### EXERCISE MATERIALS

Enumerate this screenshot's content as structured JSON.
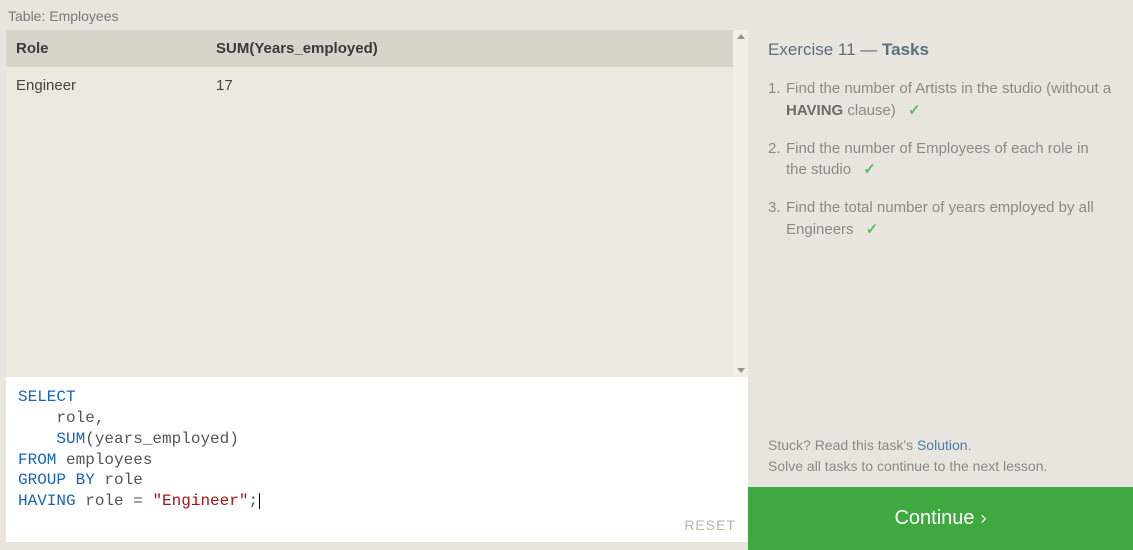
{
  "table": {
    "title": "Table: Employees",
    "headers": {
      "role": "Role",
      "sum": "SUM(Years_employed)"
    },
    "rows": [
      {
        "role": "Engineer",
        "sum": "17"
      }
    ]
  },
  "editor": {
    "kw_select": "SELECT",
    "col1": "role,",
    "fn_sum": "SUM",
    "sum_arg_open": "(years_employed)",
    "kw_from": "FROM",
    "tbl": "employees",
    "kw_group_by": "GROUP BY",
    "gb_col": "role",
    "kw_having": "HAVING",
    "hv_col": "role =",
    "str": "\"Engineer\"",
    "semi": ";",
    "reset": "RESET"
  },
  "exercise": {
    "title_prefix": "Exercise 11 —",
    "title_suffix": "Tasks",
    "tasks": [
      {
        "num": "1.",
        "pre": "Find the number of Artists in the studio (without a ",
        "bold": "HAVING",
        "post": " clause)",
        "done": true
      },
      {
        "num": "2.",
        "pre": "Find the number of Employees of each role in the studio",
        "bold": "",
        "post": "",
        "done": true
      },
      {
        "num": "3.",
        "pre": "Find the total number of years employed by all Engineers",
        "bold": "",
        "post": "",
        "done": true
      }
    ],
    "hint_pre": "Stuck? Read this task's ",
    "hint_link": "Solution",
    "hint_post": ".",
    "hint_line2": "Solve all tasks to continue to the next lesson.",
    "continue": "Continue",
    "check_glyph": "✓",
    "chevron": "›"
  }
}
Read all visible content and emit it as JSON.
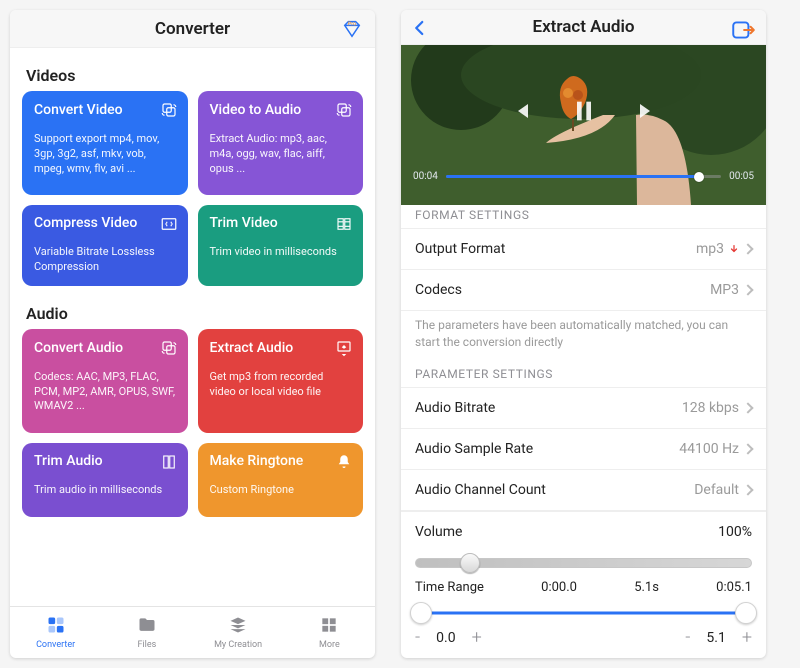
{
  "left": {
    "title": "Converter",
    "sections": [
      {
        "title": "Videos",
        "cards": [
          {
            "title": "Convert Video",
            "desc": "Support export mp4, mov, 3gp, 3g2, asf, mkv, vob, mpeg, wmv, flv, avi ...",
            "color": "#2a72f4",
            "icon": "convert",
            "size": "lg"
          },
          {
            "title": "Video to Audio",
            "desc": "Extract Audio: mp3, aac, m4a, ogg, wav, flac, aiff, opus ...",
            "color": "#8655d6",
            "icon": "convert",
            "size": "lg"
          },
          {
            "title": "Compress Video",
            "desc": "Variable Bitrate Lossless Compression",
            "color": "#3a5ae2",
            "icon": "compress",
            "size": "md"
          },
          {
            "title": "Trim Video",
            "desc": "Trim video in milliseconds",
            "color": "#1a9d80",
            "icon": "trim",
            "size": "md"
          }
        ]
      },
      {
        "title": "Audio",
        "cards": [
          {
            "title": "Convert Audio",
            "desc": "Codecs: AAC, MP3, FLAC, PCM, MP2, AMR, OPUS, SWF, WMAV2 ...",
            "color": "#c94fa0",
            "icon": "convert",
            "size": "lg"
          },
          {
            "title": "Extract Audio",
            "desc": "Get mp3 from recorded video or local video file",
            "color": "#e2413f",
            "icon": "extract",
            "size": "lg"
          },
          {
            "title": "Trim Audio",
            "desc": "Trim audio in milliseconds",
            "color": "#7a4fd0",
            "icon": "book",
            "size": "md"
          },
          {
            "title": "Make Ringtone",
            "desc": "Custom Ringtone",
            "color": "#ef962d",
            "icon": "bell",
            "size": "md"
          }
        ]
      }
    ],
    "tabs": [
      {
        "label": "Converter",
        "active": true
      },
      {
        "label": "Files",
        "active": false
      },
      {
        "label": "My Creation",
        "active": false
      },
      {
        "label": "More",
        "active": false
      }
    ]
  },
  "right": {
    "title": "Extract Audio",
    "video": {
      "current": "00:04",
      "total": "00:05",
      "progress_pct": 92
    },
    "format_header": "FORMAT SETTINGS",
    "rows_format": [
      {
        "label": "Output Format",
        "value": "mp3",
        "red": true
      },
      {
        "label": "Codecs",
        "value": "MP3",
        "red": false
      }
    ],
    "hint": "The parameters have been automatically matched, you can start the conversion directly",
    "param_header": "PARAMETER SETTINGS",
    "rows_param": [
      {
        "label": "Audio Bitrate",
        "value": "128 kbps"
      },
      {
        "label": "Audio Sample Rate",
        "value": "44100 Hz"
      },
      {
        "label": "Audio Channel Count",
        "value": "Default"
      }
    ],
    "volume": {
      "label": "Volume",
      "value": "100%",
      "thumb_pct": 16
    },
    "time_range": {
      "label": "Time Range",
      "start": "0:00.0",
      "mid": "5.1s",
      "end": "0:05.1",
      "v0": "0.0",
      "v1": "5.1"
    }
  }
}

### WHAT YOU NEED TO DO
Copy every line in the records above that contains the word "JSON".

### RESPONSE TO THE EXERCISE
Enumerate this screenshot's content as structured JSON.
Read all visible content and emit it as JSON.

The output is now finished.